[Recorded data]
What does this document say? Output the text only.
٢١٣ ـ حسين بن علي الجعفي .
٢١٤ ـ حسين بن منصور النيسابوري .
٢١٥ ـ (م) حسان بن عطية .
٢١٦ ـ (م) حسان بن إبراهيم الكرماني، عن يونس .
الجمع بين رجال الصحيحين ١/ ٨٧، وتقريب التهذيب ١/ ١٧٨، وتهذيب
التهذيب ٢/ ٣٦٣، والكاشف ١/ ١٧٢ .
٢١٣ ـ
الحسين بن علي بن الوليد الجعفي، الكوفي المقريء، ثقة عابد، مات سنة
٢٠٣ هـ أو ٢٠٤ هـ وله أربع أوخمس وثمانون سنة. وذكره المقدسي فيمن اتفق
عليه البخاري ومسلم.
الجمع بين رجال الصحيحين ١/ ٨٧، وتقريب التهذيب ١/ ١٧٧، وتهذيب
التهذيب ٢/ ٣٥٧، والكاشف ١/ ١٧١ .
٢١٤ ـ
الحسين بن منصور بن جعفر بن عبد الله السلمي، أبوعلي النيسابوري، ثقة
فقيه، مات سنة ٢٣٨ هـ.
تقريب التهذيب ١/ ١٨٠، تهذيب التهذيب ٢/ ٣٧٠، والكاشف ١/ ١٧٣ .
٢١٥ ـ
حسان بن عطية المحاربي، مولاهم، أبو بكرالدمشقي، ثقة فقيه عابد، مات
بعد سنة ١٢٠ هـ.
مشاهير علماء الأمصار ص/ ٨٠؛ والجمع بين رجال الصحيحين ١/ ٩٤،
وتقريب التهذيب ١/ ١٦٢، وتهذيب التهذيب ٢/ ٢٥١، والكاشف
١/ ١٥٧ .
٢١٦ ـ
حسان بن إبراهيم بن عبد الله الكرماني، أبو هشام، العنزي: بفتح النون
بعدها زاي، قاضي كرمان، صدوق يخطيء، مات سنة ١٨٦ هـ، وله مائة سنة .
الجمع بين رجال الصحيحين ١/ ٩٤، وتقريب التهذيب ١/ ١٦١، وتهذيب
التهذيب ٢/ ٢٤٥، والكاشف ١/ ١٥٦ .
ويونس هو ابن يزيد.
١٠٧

--

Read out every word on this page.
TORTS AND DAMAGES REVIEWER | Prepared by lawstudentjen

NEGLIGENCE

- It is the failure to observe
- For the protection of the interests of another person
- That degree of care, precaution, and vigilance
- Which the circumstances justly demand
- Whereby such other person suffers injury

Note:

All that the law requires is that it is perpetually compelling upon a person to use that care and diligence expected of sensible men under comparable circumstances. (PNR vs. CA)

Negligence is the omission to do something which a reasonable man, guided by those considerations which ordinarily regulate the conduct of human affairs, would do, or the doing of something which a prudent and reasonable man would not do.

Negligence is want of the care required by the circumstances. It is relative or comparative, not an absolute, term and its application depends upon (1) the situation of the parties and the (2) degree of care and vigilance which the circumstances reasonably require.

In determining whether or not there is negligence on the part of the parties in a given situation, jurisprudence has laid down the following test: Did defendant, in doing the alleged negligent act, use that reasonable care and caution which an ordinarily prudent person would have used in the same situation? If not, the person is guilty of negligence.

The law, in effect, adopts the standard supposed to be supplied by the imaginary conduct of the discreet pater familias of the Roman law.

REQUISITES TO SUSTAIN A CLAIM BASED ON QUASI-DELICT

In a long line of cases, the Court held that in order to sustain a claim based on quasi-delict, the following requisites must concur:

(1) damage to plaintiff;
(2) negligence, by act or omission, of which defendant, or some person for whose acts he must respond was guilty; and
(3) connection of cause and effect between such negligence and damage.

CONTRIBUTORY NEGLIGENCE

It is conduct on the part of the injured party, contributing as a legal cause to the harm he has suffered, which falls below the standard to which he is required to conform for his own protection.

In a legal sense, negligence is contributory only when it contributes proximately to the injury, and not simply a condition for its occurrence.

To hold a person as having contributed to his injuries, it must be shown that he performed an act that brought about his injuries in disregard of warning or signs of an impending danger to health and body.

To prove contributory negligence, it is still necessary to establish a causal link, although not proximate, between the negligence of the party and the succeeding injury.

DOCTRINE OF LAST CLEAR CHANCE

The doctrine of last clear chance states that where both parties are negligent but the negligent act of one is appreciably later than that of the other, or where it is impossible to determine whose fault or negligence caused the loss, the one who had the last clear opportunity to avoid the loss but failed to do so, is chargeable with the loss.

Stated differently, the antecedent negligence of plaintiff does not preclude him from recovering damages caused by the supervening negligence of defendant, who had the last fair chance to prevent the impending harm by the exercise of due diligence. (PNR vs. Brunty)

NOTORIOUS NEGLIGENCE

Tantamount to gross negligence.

==

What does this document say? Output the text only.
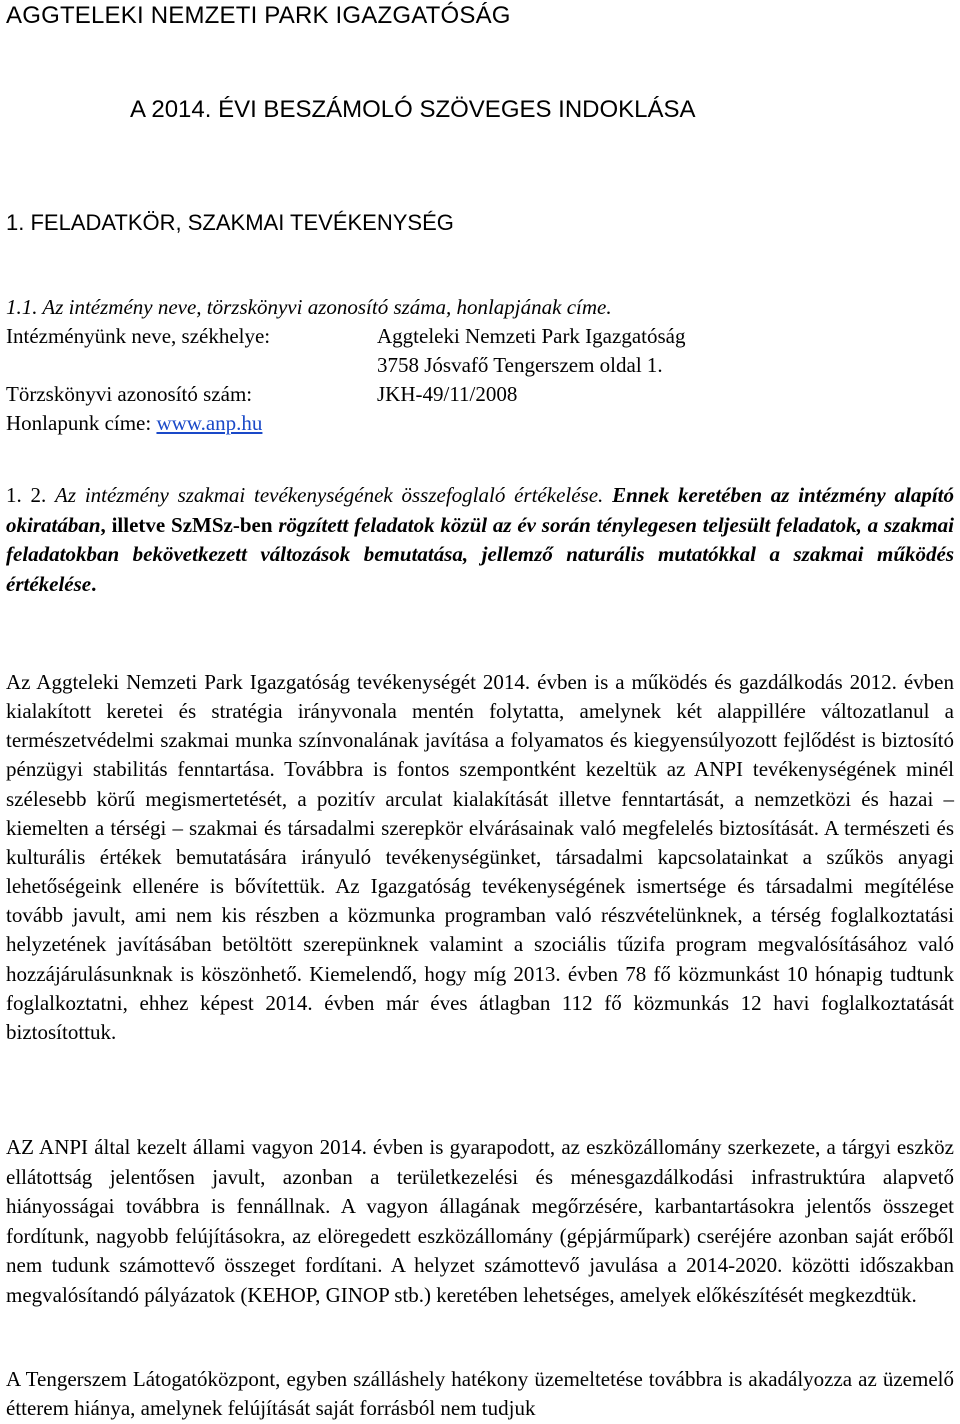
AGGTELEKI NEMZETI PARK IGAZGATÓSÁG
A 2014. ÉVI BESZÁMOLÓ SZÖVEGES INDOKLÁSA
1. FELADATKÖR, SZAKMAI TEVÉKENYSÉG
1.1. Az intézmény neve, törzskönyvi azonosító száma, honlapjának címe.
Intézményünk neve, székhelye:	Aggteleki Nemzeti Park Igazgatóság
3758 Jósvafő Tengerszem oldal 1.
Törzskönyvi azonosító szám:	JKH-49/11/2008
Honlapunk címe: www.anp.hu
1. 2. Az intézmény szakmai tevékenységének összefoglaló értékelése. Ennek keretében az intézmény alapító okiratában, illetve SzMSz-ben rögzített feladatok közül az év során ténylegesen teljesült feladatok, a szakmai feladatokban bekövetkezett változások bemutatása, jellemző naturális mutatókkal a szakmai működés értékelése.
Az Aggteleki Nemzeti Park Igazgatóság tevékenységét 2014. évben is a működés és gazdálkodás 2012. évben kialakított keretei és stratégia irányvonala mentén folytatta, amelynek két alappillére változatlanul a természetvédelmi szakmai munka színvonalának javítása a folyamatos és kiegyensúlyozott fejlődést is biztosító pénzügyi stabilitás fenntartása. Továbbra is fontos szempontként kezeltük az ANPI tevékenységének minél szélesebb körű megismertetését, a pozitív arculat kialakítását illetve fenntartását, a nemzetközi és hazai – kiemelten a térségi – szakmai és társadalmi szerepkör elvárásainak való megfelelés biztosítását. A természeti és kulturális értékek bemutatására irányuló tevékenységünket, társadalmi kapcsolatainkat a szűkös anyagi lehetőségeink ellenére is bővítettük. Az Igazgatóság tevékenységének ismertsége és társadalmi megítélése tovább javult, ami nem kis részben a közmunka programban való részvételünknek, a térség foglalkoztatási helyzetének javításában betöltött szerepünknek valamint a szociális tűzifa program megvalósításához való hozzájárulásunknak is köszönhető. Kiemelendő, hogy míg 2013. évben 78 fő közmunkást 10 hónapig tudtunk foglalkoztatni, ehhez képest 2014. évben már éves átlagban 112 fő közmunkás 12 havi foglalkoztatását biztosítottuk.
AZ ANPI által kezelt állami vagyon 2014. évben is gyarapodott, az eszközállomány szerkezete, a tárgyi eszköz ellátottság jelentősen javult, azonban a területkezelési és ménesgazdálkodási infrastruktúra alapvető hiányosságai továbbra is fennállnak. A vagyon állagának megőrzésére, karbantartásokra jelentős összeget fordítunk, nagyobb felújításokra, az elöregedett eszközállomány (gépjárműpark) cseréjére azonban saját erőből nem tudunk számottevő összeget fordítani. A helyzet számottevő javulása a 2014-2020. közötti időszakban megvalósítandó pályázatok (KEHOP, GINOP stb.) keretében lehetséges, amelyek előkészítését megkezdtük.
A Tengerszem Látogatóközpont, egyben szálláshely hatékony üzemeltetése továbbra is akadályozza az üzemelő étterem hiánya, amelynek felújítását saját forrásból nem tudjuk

PROBLEM TO SOLVE
Using the material above, work out how many lines contain the string "منصور". Give that number alone.

FINISHED ANSWER
2